━━━ RECORD SET
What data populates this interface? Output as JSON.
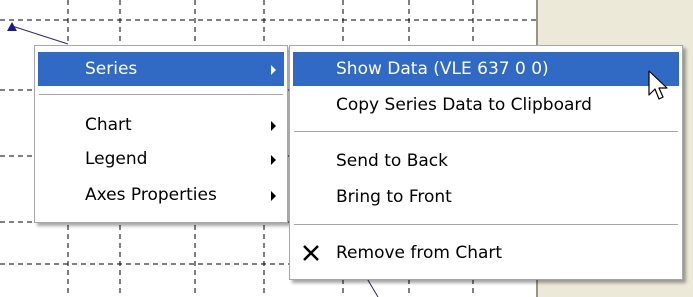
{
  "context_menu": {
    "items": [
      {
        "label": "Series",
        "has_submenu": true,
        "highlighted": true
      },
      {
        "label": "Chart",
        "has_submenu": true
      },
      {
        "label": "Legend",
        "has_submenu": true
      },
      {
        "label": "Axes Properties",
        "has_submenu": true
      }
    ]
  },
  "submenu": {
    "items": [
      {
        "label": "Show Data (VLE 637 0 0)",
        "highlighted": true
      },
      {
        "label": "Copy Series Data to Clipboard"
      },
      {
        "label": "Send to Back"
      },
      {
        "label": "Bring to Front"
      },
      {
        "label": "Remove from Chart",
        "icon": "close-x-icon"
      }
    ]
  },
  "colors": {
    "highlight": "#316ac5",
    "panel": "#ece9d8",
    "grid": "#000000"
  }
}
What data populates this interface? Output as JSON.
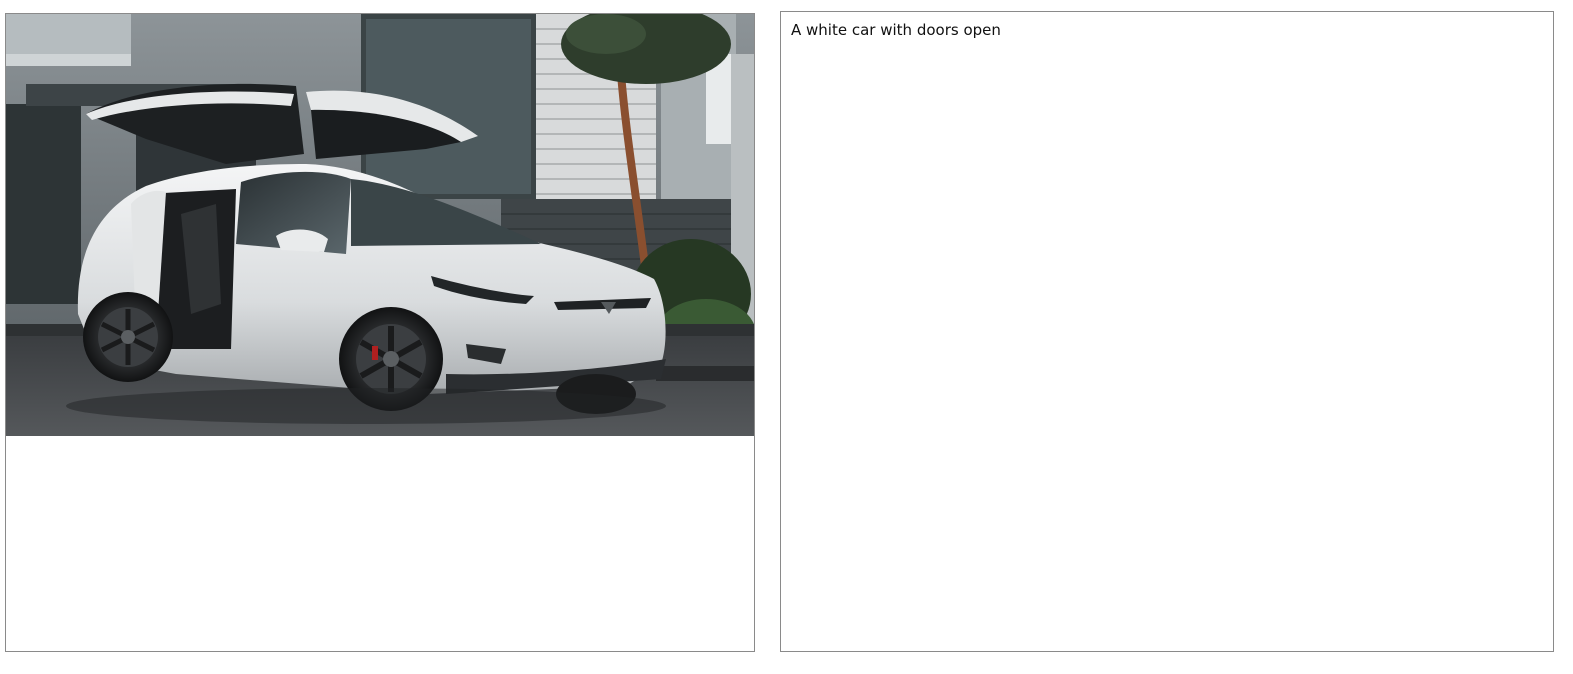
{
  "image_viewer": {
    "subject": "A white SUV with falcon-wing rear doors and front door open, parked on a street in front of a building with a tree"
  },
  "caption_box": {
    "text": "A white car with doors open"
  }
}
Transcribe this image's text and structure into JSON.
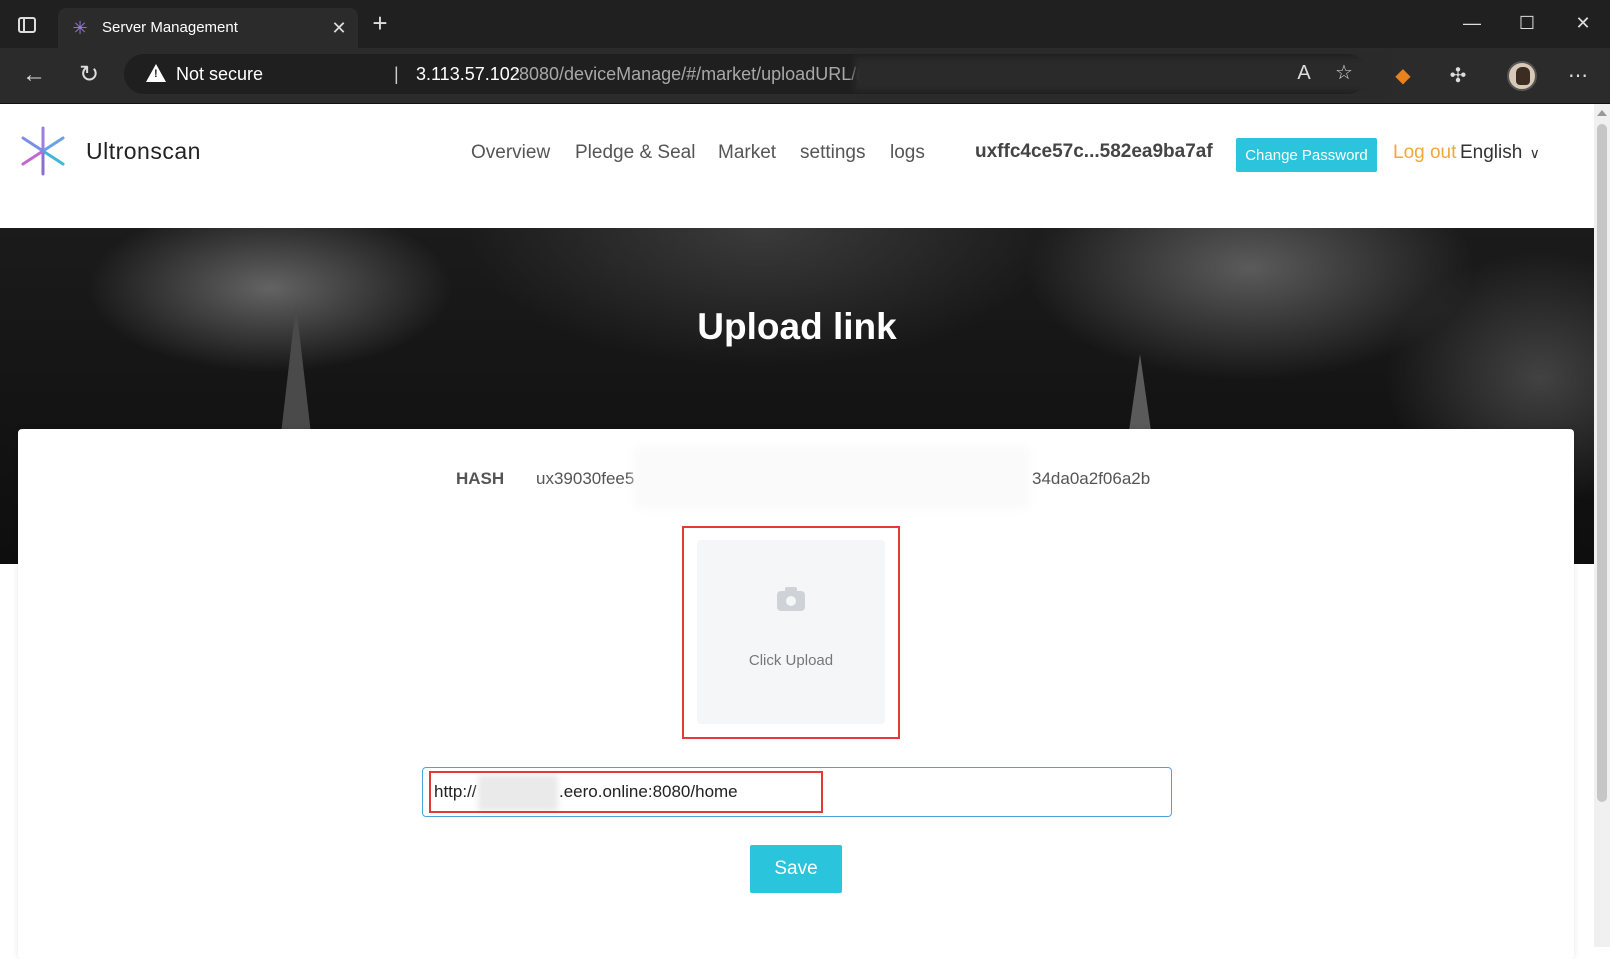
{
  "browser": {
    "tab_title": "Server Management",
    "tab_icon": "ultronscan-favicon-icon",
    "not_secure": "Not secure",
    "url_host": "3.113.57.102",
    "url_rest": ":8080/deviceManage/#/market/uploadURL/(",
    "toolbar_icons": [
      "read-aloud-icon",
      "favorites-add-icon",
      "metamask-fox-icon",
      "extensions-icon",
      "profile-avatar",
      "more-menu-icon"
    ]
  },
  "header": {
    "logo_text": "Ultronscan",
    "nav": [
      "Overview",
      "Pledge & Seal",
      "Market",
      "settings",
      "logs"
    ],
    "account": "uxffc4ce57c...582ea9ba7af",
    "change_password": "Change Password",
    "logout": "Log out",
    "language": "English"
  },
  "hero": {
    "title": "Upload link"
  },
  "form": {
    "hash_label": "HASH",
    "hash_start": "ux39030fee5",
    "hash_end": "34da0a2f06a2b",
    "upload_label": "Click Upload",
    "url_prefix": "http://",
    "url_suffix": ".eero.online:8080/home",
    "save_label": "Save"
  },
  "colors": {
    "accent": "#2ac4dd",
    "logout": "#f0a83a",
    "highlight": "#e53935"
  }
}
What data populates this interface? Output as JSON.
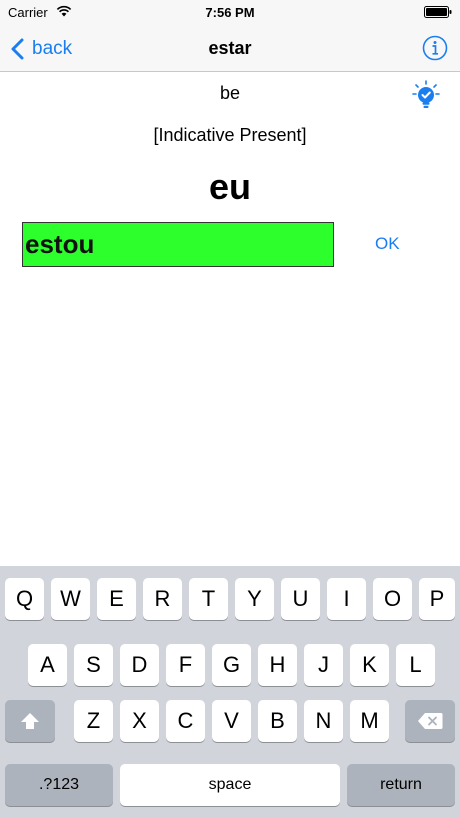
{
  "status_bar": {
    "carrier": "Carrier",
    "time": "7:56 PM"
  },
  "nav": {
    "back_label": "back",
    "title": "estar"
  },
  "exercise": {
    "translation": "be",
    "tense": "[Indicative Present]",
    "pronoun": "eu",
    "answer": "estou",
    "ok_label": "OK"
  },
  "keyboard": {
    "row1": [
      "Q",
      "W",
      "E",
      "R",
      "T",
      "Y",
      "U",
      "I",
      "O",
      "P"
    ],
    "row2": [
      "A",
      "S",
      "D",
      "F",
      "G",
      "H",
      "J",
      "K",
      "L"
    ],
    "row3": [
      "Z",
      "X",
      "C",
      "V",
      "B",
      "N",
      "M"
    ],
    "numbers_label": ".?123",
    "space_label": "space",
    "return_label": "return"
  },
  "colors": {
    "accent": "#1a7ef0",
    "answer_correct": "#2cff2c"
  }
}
━━━━━━
Repeat the material above verbatim, with no pictures in the output.

→ **ANSWER FOR THE TASK**:
What data populates this interface? Output as JSON.
{
  "context_menu": {
    "items": [
      {
        "label": "Series",
        "has_submenu": true,
        "highlighted": true
      },
      {
        "label": "Chart",
        "has_submenu": true
      },
      {
        "label": "Legend",
        "has_submenu": true
      },
      {
        "label": "Axes Properties",
        "has_submenu": true
      }
    ]
  },
  "submenu": {
    "items": [
      {
        "label": "Show Data (VLE 637 0 0)",
        "highlighted": true
      },
      {
        "label": "Copy Series Data to Clipboard"
      },
      {
        "label": "Send to Back"
      },
      {
        "label": "Bring to Front"
      },
      {
        "label": "Remove from Chart",
        "icon": "close-x-icon"
      }
    ]
  },
  "colors": {
    "highlight": "#316ac5",
    "panel": "#ece9d8",
    "grid": "#000000"
  }
}
What data populates this interface? Output as JSON.
{
  "image_viewer": {
    "subject": "A white SUV with falcon-wing rear doors and front door open, parked on a street in front of a building with a tree"
  },
  "caption_box": {
    "text": "A white car with doors open"
  }
}
Transcribe this image's text and structure into JSON.
{
  "browser": {
    "tab_title": "Server Management",
    "tab_icon": "ultronscan-favicon-icon",
    "not_secure": "Not secure",
    "url_host": "3.113.57.102",
    "url_rest": ":8080/deviceManage/#/market/uploadURL/(",
    "toolbar_icons": [
      "read-aloud-icon",
      "favorites-add-icon",
      "metamask-fox-icon",
      "extensions-icon",
      "profile-avatar",
      "more-menu-icon"
    ]
  },
  "header": {
    "logo_text": "Ultronscan",
    "nav": [
      "Overview",
      "Pledge & Seal",
      "Market",
      "settings",
      "logs"
    ],
    "account": "uxffc4ce57c...582ea9ba7af",
    "change_password": "Change Password",
    "logout": "Log out",
    "language": "English"
  },
  "hero": {
    "title": "Upload link"
  },
  "form": {
    "hash_label": "HASH",
    "hash_start": "ux39030fee5",
    "hash_end": "34da0a2f06a2b",
    "upload_label": "Click Upload",
    "url_prefix": "http://",
    "url_suffix": ".eero.online:8080/home",
    "save_label": "Save"
  },
  "colors": {
    "accent": "#2ac4dd",
    "logout": "#f0a83a",
    "highlight": "#e53935"
  }
}
What data populates this interface? Output as JSON.
{
  "status_bar": {
    "carrier": "Carrier",
    "time": "7:56 PM"
  },
  "nav": {
    "back_label": "back",
    "title": "estar"
  },
  "exercise": {
    "translation": "be",
    "tense": "[Indicative Present]",
    "pronoun": "eu",
    "answer": "estou",
    "ok_label": "OK"
  },
  "keyboard": {
    "row1": [
      "Q",
      "W",
      "E",
      "R",
      "T",
      "Y",
      "U",
      "I",
      "O",
      "P"
    ],
    "row2": [
      "A",
      "S",
      "D",
      "F",
      "G",
      "H",
      "J",
      "K",
      "L"
    ],
    "row3": [
      "Z",
      "X",
      "C",
      "V",
      "B",
      "N",
      "M"
    ],
    "numbers_label": ".?123",
    "space_label": "space",
    "return_label": "return"
  },
  "colors": {
    "accent": "#1a7ef0",
    "answer_correct": "#2cff2c"
  }
}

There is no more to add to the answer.